- _WORK TO DO_
Copy each line below without leaving any out.

- _INPUT_
..............................

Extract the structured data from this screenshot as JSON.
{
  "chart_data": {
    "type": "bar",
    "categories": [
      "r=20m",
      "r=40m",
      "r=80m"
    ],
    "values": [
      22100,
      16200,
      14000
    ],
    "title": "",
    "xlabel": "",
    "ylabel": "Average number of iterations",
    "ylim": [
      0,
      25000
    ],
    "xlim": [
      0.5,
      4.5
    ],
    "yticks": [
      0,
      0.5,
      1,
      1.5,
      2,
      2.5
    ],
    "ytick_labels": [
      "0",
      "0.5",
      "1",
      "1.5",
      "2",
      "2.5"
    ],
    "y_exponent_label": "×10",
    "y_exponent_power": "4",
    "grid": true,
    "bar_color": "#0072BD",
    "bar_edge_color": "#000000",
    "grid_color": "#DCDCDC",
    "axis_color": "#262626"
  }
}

..............................

- _TASK ANSWER_
Extract the structured data from this screenshot as JSON.
{
  "chart_data": {
    "type": "bar",
    "categories": [
      "r=20m",
      "r=40m",
      "r=80m"
    ],
    "values": [
      22100,
      16200,
      14000
    ],
    "title": "",
    "xlabel": "",
    "ylabel": "Average number of iterations",
    "ylim": [
      0,
      25000
    ],
    "xlim": [
      0.5,
      4.5
    ],
    "yticks": [
      0,
      0.5,
      1,
      1.5,
      2,
      2.5
    ],
    "ytick_labels": [
      "0",
      "0.5",
      "1",
      "1.5",
      "2",
      "2.5"
    ],
    "y_exponent_label": "×10",
    "y_exponent_power": "4",
    "grid": true,
    "bar_color": "#0072BD",
    "bar_edge_color": "#000000",
    "grid_color": "#DCDCDC",
    "axis_color": "#262626"
  }
}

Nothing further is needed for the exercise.